● WHAT IS EXPECTED
Find each line with "TDEM" and copy it.

(Dataset listings of figures)
--------

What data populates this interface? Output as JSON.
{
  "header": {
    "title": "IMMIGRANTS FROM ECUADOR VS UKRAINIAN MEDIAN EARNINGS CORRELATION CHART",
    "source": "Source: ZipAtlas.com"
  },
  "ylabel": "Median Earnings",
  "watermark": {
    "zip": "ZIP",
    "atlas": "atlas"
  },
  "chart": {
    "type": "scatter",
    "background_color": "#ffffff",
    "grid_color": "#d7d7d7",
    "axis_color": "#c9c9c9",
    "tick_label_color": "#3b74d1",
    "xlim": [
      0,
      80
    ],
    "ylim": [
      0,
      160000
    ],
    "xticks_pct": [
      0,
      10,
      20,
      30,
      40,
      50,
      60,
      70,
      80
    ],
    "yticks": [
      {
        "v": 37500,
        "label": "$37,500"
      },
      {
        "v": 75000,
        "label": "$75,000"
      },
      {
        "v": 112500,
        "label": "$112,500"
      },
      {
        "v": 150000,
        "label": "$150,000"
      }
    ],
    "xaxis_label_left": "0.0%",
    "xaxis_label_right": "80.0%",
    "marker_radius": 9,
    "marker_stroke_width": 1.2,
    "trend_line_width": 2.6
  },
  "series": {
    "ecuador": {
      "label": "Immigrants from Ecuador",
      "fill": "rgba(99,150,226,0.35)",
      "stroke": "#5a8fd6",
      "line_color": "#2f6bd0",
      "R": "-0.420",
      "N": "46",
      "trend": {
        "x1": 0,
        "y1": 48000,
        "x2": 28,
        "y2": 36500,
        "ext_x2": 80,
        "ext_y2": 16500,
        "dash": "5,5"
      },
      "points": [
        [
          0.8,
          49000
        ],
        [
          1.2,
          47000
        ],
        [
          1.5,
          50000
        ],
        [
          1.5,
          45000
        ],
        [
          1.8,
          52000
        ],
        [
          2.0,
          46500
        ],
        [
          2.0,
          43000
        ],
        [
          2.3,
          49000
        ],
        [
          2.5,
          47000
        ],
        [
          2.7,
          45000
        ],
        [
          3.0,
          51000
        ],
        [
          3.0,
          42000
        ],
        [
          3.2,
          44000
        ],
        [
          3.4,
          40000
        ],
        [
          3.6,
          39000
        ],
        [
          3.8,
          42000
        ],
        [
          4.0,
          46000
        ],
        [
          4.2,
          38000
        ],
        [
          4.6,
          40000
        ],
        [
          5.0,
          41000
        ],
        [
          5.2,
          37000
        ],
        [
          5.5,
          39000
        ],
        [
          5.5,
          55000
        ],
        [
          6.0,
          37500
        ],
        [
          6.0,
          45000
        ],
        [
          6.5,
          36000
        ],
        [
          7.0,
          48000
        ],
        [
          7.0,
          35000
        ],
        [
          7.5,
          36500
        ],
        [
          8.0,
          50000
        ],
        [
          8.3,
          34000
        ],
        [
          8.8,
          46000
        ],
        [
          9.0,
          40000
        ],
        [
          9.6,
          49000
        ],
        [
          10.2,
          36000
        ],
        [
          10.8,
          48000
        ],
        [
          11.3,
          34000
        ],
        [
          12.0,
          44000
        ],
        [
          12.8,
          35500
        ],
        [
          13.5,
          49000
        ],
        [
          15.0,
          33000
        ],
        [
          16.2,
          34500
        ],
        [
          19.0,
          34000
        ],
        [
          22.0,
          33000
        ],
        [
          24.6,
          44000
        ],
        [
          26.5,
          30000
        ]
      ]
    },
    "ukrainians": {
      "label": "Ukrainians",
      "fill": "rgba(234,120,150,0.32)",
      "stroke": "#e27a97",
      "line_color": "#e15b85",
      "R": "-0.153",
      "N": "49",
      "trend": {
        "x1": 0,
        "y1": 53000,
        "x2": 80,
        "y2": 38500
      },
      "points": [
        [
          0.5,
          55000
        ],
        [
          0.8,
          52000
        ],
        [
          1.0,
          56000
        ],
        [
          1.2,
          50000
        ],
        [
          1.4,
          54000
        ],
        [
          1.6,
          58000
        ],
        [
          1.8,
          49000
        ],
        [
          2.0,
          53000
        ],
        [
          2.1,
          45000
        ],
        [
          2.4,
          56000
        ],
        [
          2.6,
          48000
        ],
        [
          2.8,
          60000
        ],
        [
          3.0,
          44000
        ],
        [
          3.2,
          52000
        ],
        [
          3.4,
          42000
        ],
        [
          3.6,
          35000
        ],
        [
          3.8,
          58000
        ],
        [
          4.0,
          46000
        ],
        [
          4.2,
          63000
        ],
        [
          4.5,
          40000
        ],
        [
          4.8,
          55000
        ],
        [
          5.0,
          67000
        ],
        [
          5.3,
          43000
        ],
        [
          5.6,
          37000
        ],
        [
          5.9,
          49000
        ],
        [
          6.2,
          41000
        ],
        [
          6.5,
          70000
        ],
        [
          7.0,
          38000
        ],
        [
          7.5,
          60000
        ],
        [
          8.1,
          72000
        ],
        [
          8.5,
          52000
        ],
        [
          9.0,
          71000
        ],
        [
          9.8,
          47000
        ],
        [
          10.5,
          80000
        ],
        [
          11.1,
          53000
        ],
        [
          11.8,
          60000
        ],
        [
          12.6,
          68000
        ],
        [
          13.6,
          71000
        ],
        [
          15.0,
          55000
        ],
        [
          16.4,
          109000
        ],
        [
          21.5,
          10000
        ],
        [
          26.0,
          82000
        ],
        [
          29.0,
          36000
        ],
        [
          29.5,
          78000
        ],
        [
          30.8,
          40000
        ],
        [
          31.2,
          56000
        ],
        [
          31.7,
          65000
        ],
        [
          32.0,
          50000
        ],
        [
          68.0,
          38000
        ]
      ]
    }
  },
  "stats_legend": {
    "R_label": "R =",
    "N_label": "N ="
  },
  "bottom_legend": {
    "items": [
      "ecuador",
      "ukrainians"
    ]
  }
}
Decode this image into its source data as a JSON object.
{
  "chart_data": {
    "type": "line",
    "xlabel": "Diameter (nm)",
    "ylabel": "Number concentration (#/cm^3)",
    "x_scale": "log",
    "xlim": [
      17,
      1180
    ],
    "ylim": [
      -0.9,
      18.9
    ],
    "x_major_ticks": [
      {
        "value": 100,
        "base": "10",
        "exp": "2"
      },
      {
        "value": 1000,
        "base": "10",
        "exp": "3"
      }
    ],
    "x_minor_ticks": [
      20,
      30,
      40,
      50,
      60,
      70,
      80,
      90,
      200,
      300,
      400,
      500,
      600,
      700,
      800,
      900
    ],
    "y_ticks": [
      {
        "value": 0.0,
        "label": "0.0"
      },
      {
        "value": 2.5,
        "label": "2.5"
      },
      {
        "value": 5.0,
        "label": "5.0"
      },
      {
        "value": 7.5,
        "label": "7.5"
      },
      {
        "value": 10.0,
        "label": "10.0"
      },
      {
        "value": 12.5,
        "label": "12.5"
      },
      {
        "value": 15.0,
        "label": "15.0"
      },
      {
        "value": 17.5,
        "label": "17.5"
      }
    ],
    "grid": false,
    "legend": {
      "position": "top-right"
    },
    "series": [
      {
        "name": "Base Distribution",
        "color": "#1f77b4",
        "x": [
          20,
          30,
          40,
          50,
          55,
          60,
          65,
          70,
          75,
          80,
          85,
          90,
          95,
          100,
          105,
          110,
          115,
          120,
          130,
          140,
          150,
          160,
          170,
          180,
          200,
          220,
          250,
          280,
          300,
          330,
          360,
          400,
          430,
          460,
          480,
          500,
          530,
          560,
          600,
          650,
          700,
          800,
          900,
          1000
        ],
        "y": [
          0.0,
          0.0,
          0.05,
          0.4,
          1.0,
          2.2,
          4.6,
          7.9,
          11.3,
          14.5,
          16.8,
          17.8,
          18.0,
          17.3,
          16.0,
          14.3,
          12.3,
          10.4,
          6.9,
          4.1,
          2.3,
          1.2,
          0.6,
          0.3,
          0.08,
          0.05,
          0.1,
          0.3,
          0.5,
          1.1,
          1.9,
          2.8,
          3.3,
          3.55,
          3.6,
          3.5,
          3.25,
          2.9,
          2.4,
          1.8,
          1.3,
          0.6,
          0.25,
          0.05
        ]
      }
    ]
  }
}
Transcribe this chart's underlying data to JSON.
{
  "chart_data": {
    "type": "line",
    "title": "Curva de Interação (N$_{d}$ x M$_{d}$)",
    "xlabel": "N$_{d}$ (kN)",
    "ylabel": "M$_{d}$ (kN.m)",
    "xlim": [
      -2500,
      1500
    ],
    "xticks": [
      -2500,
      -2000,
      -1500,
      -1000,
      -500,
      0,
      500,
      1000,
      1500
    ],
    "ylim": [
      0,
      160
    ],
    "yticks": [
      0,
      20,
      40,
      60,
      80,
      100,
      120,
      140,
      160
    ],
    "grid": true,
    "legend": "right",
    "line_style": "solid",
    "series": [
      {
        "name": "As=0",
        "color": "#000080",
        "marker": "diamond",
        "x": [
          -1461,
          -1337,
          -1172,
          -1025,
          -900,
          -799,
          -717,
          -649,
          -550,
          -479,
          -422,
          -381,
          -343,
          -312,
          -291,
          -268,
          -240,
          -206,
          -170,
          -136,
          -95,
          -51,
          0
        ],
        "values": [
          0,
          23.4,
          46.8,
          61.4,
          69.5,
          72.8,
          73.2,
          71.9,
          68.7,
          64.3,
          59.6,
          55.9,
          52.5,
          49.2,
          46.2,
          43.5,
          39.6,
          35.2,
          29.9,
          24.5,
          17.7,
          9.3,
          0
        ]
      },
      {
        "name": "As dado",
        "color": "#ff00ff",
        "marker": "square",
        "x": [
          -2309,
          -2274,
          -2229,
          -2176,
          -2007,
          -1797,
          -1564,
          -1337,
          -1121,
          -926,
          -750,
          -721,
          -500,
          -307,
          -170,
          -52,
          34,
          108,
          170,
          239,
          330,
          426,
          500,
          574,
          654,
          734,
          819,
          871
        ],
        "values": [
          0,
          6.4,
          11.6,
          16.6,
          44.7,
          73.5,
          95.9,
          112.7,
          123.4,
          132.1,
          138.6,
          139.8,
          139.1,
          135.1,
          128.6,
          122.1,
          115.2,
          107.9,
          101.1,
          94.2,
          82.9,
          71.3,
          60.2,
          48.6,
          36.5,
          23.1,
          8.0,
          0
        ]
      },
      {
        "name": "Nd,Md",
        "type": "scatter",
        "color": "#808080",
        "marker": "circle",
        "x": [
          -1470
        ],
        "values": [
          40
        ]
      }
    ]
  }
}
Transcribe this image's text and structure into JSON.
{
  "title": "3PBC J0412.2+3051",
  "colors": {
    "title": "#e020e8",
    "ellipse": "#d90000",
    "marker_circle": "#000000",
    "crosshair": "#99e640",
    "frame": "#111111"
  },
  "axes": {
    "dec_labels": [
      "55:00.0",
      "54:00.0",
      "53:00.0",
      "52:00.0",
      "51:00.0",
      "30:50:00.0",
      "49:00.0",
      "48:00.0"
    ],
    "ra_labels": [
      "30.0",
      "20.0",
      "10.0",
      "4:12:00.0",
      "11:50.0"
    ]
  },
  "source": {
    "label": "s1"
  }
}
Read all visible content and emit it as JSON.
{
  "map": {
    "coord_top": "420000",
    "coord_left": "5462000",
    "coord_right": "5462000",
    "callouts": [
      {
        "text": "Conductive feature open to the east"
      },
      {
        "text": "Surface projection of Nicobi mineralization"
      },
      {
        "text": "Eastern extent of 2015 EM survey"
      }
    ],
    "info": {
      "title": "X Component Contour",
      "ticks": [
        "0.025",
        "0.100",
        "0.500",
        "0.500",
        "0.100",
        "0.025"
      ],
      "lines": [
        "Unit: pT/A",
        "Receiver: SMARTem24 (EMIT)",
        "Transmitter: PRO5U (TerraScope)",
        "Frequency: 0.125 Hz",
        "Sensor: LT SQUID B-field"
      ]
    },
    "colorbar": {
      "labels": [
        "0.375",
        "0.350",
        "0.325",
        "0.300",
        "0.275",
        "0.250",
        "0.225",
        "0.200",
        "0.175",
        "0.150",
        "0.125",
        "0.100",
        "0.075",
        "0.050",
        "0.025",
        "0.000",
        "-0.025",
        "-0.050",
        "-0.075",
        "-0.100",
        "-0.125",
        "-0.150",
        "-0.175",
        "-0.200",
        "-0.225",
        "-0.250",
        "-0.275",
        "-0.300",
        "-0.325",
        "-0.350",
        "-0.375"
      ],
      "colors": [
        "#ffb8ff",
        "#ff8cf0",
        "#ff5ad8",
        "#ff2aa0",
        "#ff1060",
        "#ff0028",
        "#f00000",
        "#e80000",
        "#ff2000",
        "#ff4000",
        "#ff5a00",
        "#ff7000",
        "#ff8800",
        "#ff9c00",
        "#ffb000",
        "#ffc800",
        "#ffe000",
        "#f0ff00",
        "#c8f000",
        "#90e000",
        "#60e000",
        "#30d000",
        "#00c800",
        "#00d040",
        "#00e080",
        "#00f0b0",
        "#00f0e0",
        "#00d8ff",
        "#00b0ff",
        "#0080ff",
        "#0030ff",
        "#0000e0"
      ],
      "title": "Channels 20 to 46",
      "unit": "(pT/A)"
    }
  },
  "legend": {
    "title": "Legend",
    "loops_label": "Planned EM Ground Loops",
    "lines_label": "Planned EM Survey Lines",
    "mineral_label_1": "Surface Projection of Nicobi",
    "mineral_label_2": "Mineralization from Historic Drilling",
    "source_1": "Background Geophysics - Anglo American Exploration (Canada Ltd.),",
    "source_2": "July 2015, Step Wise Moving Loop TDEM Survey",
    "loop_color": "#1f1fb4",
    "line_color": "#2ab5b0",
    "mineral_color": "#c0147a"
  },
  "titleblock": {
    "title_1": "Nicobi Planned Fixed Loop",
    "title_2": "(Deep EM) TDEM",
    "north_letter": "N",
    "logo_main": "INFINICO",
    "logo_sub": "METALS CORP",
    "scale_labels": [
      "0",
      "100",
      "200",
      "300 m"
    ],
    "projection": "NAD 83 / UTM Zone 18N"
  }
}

--------

● COMPLETE RESPONSE
    "source_2": "July 2015, Step Wise Moving Loop TDEM Survey",
    "title_2": "(Deep EM) TDEM",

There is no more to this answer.